■ Written request:
Return every line of the data below that includes the string "name".

+++ Data shown

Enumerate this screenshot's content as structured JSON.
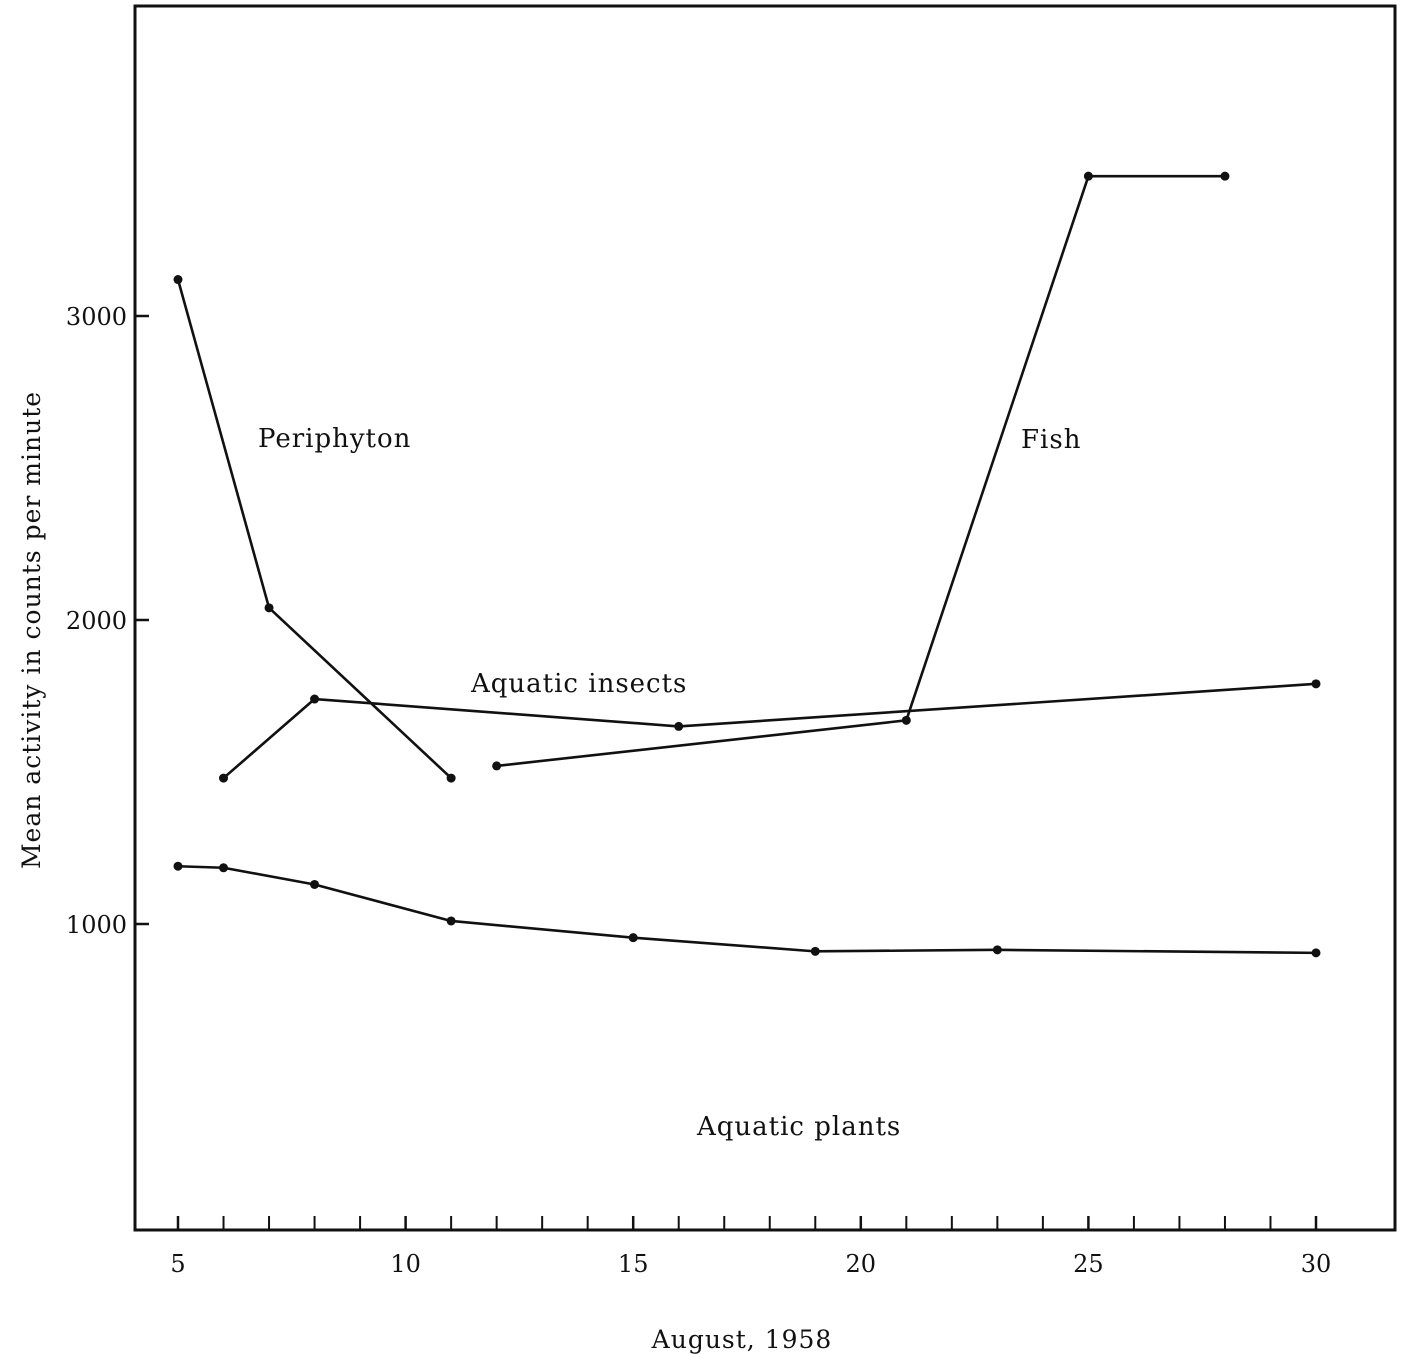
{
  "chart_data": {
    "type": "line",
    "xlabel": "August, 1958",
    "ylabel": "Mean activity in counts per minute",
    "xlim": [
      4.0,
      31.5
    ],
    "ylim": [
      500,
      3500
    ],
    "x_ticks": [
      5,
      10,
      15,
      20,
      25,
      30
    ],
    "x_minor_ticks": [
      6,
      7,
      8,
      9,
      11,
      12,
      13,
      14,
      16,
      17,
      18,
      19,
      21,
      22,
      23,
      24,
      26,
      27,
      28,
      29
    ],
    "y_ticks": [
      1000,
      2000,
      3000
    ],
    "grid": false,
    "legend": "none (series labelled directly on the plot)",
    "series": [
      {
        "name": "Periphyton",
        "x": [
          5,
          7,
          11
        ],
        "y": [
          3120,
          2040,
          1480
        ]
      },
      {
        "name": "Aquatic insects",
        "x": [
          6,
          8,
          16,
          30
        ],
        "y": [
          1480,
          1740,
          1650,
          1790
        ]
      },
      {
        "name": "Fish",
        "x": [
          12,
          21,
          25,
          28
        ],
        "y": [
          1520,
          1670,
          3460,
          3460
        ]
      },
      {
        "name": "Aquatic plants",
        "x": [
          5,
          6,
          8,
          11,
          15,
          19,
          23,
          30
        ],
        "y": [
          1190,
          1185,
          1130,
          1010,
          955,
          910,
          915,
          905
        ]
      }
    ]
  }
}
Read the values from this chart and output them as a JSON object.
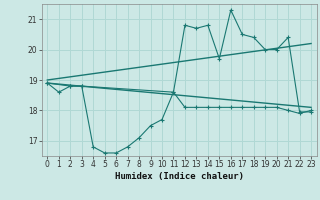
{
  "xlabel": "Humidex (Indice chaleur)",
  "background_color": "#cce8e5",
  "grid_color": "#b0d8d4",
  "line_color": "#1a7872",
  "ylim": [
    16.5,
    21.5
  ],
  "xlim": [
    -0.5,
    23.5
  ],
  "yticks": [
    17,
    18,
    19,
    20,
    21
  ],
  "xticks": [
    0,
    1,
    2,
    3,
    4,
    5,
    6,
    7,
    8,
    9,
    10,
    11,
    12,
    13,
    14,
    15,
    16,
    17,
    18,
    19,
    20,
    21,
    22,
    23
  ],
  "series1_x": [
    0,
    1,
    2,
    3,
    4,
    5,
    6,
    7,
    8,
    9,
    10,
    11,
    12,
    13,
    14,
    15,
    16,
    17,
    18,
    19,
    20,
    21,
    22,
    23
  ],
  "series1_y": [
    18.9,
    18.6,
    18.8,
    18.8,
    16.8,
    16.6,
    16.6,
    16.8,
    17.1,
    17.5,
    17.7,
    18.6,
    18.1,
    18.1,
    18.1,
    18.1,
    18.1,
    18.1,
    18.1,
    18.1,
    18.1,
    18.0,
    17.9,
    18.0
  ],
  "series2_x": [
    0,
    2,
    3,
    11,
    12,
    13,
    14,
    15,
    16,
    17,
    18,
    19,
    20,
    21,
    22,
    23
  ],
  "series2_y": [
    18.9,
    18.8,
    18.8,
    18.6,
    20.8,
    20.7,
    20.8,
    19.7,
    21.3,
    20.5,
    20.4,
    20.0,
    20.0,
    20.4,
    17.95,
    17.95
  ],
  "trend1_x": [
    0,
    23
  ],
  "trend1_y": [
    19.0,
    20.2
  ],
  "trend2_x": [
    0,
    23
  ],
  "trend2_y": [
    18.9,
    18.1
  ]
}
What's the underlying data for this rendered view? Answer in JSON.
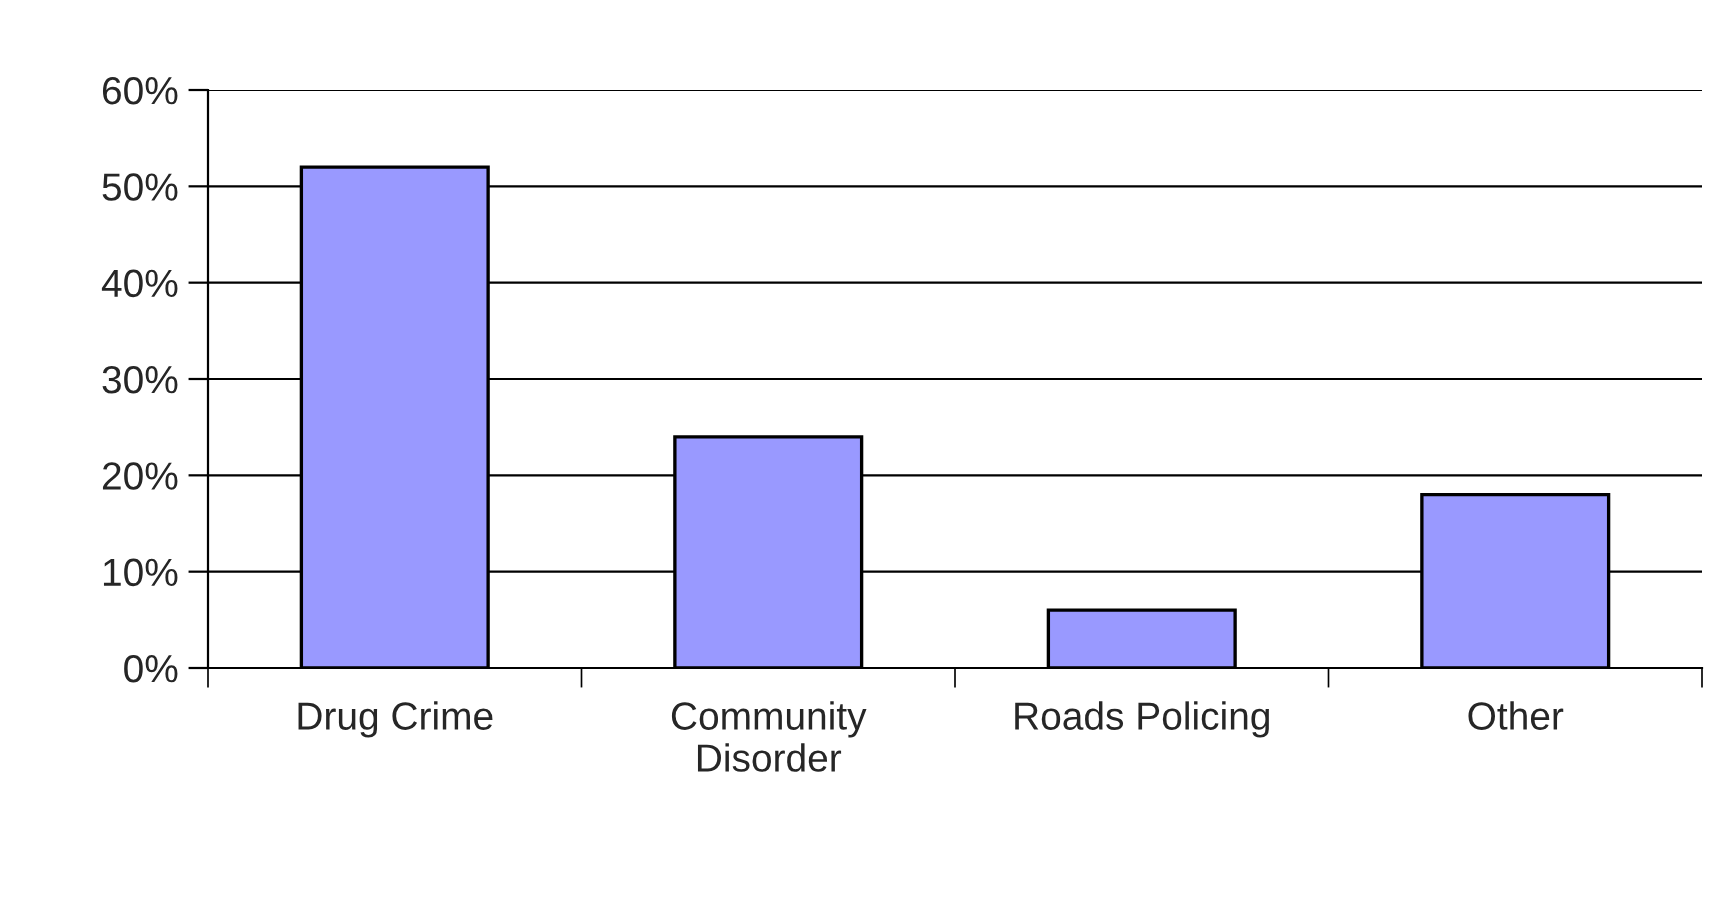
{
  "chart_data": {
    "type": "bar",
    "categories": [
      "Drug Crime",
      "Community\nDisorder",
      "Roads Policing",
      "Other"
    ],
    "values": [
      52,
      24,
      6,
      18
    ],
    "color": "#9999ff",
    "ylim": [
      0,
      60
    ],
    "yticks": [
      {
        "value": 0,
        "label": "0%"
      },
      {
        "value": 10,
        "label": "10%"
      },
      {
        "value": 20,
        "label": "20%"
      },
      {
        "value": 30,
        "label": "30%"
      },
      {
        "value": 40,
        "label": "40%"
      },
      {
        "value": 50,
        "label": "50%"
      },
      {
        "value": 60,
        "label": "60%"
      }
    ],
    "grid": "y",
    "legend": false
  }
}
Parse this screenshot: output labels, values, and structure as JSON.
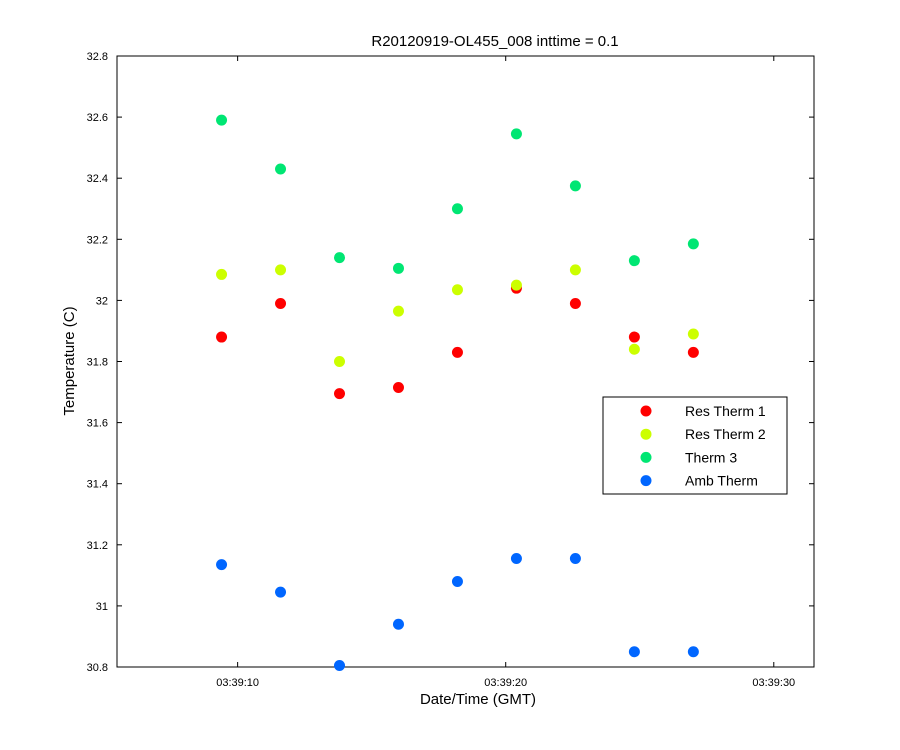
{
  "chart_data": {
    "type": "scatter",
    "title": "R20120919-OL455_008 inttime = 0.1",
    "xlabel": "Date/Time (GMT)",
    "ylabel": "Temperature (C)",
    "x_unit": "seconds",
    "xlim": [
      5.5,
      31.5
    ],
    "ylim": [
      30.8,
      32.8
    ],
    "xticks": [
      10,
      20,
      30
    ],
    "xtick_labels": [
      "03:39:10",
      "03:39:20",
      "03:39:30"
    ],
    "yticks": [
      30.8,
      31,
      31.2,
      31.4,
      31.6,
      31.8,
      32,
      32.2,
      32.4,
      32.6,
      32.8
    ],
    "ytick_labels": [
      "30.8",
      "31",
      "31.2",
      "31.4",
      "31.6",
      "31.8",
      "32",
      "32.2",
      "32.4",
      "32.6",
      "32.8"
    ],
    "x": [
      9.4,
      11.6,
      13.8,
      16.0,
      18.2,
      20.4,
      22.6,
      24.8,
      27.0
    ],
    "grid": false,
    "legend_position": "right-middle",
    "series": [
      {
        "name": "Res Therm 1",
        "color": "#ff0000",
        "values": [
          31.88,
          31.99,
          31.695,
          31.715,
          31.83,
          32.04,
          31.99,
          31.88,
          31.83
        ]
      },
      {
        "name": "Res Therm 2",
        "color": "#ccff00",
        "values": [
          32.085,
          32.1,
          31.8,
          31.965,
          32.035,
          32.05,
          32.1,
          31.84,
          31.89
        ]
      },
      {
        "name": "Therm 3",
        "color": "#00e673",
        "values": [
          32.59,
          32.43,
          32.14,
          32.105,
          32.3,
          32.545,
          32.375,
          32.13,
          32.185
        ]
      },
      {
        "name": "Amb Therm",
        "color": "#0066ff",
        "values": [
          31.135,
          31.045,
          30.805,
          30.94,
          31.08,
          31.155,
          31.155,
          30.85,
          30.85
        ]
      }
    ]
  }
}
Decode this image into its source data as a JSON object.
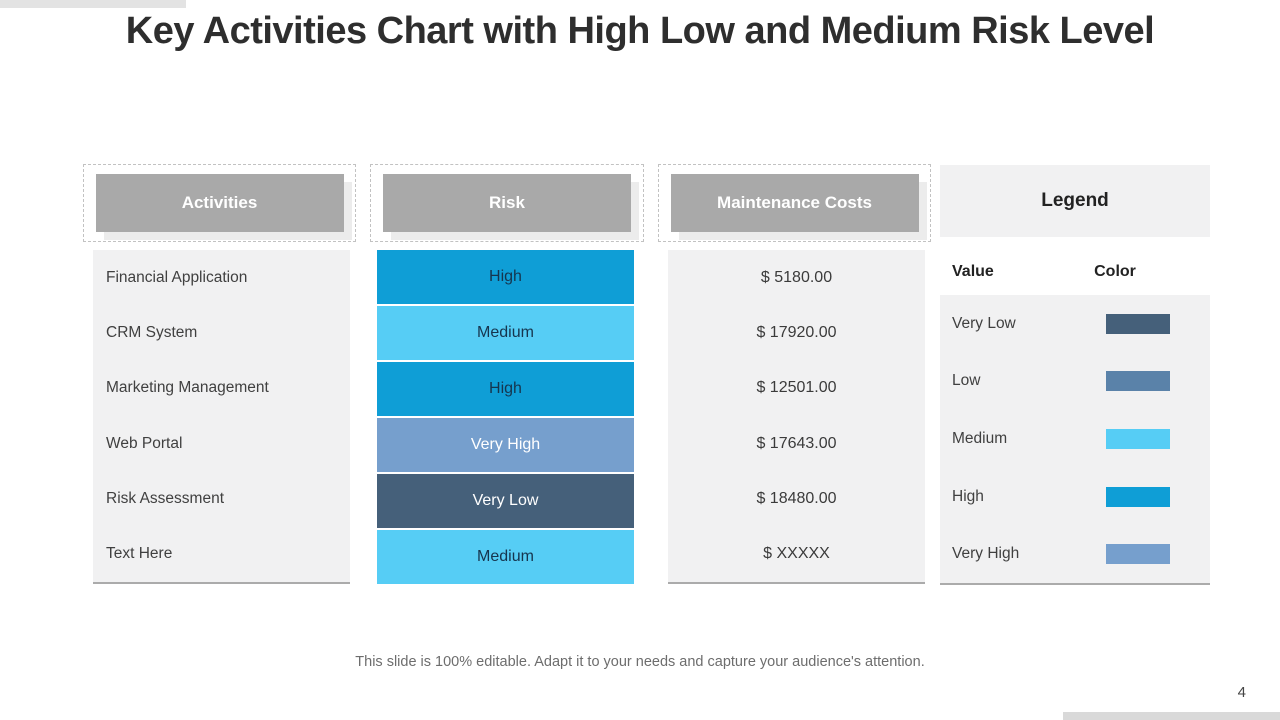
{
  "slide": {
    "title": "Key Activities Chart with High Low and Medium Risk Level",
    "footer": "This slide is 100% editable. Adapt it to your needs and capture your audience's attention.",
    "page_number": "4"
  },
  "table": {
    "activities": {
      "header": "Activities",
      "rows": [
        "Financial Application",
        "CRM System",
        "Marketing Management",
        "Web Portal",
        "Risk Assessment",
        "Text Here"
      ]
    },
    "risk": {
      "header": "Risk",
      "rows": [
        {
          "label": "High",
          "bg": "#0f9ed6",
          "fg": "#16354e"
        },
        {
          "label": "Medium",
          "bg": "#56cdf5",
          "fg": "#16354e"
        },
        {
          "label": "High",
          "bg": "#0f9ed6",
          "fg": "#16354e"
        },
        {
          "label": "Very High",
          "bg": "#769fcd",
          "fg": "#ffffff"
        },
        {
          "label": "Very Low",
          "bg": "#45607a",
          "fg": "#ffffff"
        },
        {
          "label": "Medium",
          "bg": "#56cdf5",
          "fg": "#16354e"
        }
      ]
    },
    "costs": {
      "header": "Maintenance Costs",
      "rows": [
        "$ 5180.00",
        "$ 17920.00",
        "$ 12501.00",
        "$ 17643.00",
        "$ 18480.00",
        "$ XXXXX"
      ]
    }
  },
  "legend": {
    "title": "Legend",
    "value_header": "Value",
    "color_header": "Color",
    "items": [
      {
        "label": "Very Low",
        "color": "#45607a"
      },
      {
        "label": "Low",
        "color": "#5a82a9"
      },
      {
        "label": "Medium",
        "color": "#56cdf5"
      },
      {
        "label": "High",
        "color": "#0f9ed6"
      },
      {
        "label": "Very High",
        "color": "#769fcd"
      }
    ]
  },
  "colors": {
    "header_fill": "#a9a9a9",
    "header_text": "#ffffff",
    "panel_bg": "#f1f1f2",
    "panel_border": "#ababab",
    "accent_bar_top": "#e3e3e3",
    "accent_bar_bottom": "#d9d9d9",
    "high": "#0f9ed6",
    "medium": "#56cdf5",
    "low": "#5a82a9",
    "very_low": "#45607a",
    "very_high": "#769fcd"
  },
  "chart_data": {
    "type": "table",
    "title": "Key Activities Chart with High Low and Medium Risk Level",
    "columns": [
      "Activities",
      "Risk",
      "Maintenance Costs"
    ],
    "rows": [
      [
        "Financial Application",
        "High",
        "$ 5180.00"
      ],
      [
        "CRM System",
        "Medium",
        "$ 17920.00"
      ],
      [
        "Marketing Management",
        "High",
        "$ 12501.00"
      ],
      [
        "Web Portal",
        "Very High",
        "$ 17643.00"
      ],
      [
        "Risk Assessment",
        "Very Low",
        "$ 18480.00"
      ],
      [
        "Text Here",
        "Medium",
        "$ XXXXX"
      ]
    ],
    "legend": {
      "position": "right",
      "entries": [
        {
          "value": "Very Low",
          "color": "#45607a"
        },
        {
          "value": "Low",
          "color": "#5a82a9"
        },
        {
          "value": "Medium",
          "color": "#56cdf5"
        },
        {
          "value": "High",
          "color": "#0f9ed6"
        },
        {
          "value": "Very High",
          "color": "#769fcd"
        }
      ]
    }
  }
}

++++++

■ Answer to this exercise:
        "name": "Periphyton",
        "name": "Aquatic insects",
        "name": "Fish",
        "name": "Aquatic plants",
        "name": "Res Therm 1",
        "name": "Res Therm 2",
        "name": "Therm 3",
        "name": "Amb Therm",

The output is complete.